### Written problem
Your task is to copy every line of the records below that contains "color".

# Materials provided start

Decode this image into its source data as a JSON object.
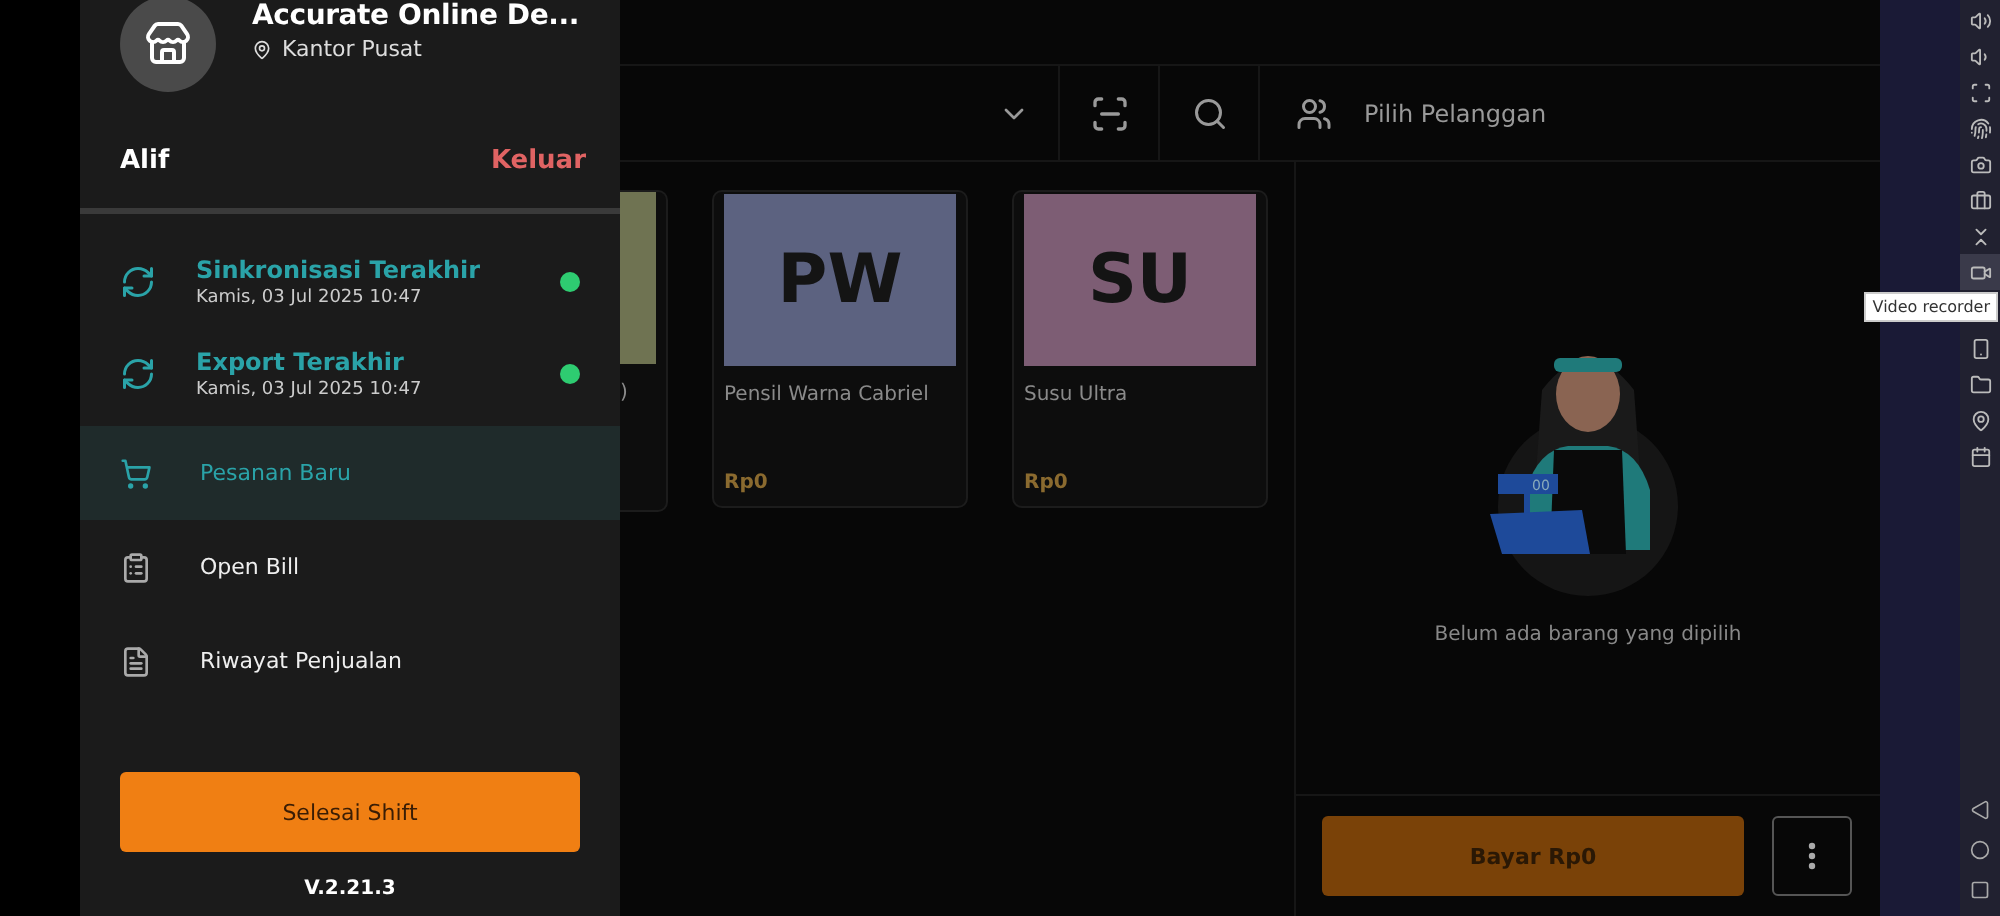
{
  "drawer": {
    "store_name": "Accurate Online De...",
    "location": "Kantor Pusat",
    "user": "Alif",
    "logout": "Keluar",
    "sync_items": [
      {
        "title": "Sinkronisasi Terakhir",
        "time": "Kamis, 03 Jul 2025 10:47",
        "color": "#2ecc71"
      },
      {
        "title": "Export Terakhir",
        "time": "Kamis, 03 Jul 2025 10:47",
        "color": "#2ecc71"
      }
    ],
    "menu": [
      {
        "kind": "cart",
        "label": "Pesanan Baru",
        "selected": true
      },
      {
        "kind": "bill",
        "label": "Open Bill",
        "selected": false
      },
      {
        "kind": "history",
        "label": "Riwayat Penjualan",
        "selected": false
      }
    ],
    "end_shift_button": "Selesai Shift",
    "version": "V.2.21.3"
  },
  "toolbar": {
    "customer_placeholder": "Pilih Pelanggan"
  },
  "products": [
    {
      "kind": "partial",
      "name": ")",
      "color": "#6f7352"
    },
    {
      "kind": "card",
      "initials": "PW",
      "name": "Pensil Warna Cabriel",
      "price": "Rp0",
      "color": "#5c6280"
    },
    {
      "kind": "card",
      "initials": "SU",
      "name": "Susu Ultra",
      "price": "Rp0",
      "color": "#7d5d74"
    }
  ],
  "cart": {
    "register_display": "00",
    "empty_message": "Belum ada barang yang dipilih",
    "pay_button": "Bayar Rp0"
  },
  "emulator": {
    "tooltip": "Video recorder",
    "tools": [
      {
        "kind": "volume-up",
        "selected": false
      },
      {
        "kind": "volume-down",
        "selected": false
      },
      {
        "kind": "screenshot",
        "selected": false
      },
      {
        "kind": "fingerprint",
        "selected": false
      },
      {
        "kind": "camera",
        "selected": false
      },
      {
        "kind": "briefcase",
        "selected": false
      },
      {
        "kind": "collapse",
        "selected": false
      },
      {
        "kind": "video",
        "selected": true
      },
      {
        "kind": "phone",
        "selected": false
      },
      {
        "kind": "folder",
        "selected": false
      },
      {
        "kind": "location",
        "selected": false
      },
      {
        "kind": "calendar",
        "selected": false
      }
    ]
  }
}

# Materials provided end
# Materials provided start

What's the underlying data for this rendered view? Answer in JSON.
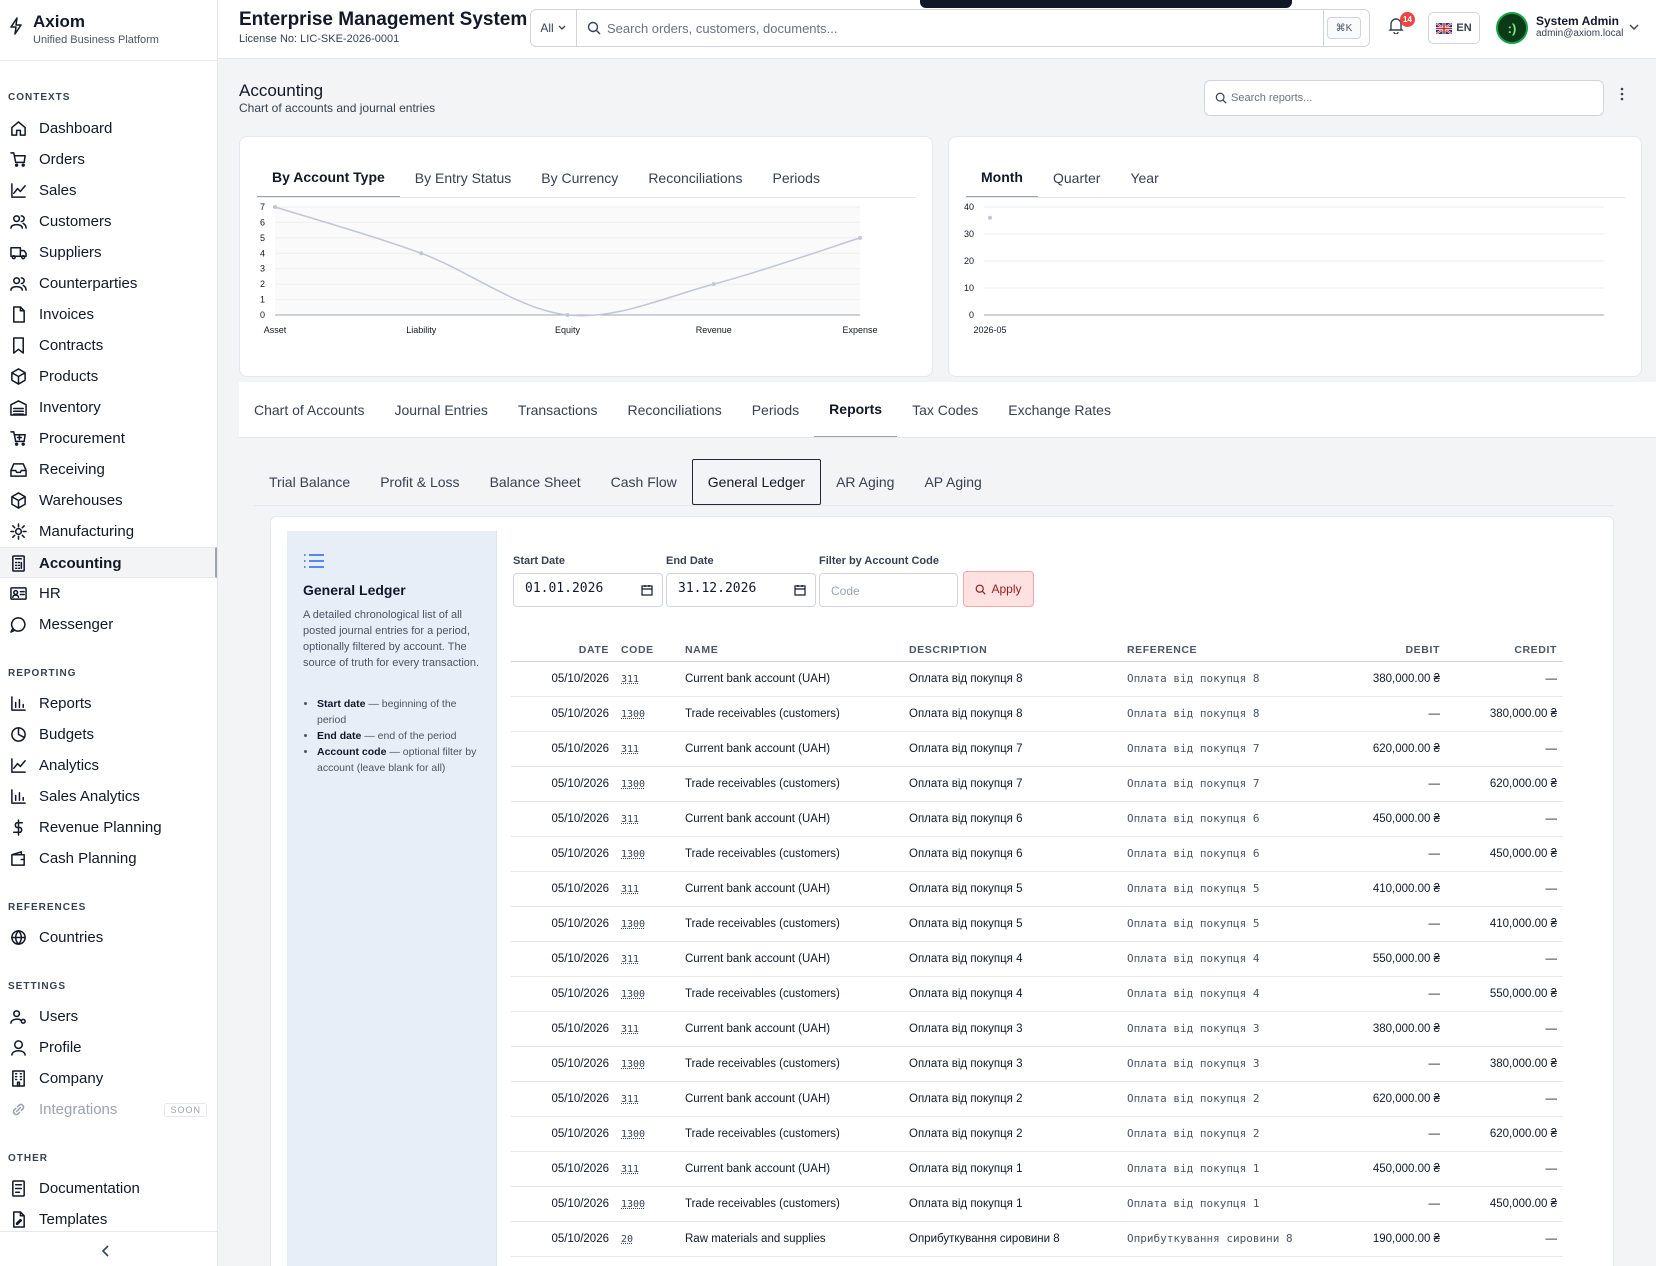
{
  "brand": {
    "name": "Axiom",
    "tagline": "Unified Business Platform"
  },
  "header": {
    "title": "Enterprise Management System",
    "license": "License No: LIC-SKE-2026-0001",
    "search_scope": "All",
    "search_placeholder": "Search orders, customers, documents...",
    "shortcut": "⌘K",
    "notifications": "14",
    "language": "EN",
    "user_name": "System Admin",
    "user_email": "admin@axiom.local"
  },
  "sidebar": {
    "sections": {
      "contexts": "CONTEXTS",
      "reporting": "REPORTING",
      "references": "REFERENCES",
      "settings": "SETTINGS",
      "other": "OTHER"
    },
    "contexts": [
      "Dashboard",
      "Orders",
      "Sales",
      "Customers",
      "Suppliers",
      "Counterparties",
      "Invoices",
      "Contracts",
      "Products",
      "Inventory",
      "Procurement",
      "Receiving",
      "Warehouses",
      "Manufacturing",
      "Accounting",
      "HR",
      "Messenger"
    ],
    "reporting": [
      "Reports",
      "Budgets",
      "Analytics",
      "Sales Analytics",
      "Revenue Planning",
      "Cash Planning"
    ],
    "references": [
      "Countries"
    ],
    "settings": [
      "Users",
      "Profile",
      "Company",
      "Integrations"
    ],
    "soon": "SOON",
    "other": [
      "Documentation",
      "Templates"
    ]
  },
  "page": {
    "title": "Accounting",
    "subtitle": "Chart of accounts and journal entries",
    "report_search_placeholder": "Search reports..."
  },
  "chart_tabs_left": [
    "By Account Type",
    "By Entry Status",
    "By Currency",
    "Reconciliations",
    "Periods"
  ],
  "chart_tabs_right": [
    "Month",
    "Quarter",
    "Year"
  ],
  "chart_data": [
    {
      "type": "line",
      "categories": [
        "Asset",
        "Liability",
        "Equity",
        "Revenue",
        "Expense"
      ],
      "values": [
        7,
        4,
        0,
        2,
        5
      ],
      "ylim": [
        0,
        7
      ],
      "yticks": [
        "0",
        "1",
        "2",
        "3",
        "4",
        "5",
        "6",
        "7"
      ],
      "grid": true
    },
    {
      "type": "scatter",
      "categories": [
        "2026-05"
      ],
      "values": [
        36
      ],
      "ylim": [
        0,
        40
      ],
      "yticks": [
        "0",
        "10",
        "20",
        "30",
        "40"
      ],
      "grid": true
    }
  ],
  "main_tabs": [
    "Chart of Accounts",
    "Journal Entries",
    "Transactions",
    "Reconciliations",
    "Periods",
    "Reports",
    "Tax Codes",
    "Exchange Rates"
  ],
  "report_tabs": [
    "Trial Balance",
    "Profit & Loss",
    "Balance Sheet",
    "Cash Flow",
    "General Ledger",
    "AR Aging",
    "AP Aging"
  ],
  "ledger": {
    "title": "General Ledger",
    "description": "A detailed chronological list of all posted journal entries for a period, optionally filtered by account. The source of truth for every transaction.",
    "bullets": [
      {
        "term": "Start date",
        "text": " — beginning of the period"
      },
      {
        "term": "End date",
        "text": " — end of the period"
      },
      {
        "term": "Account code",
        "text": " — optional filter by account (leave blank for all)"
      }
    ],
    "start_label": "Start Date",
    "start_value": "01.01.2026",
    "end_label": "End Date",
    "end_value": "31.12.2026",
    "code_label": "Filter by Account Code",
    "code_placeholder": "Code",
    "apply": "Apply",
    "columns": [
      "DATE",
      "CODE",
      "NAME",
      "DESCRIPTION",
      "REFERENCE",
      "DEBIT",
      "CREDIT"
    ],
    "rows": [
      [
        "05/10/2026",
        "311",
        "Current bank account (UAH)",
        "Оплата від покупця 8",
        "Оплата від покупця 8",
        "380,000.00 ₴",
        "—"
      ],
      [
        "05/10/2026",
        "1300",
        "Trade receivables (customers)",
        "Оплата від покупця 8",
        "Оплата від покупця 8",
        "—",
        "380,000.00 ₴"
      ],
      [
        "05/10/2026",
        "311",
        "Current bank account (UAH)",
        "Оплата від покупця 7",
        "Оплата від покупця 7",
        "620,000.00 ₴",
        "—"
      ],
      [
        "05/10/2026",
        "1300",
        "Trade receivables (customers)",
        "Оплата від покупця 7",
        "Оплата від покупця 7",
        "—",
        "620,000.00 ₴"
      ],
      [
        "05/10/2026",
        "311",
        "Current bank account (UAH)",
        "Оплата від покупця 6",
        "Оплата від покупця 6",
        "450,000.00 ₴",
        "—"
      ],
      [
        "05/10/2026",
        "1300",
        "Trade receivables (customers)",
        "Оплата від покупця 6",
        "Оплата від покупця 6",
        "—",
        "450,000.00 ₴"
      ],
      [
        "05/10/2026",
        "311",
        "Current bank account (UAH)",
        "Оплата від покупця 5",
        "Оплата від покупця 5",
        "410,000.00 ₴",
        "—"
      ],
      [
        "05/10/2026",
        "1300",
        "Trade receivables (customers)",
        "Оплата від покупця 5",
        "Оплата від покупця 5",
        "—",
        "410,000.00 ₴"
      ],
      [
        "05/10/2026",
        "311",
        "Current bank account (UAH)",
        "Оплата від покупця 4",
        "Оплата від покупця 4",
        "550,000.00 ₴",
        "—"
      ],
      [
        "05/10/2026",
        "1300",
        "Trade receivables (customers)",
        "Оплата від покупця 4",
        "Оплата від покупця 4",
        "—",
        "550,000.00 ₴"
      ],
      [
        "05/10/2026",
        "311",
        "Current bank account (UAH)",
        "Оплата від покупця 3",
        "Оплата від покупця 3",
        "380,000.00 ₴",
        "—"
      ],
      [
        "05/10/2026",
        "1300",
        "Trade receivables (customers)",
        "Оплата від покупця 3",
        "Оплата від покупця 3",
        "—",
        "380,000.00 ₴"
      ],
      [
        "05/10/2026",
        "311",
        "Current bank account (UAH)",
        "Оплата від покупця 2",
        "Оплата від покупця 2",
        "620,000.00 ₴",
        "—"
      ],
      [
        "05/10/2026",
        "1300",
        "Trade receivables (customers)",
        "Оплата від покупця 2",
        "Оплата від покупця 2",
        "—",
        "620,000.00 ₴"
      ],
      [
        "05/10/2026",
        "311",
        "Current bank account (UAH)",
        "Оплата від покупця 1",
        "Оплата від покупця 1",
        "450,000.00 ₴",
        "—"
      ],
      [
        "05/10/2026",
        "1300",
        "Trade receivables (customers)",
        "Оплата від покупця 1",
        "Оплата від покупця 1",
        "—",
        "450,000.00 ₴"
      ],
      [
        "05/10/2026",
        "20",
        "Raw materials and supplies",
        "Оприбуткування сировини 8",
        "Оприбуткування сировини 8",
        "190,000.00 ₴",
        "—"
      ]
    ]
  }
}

# Materials provided end

### Response to this exercise
        "color": "#2ecc71"
        "color": "#2ecc71"
      "color": "#6f7352"
      "color": "#5c6280"
      "color": "#7d5d74"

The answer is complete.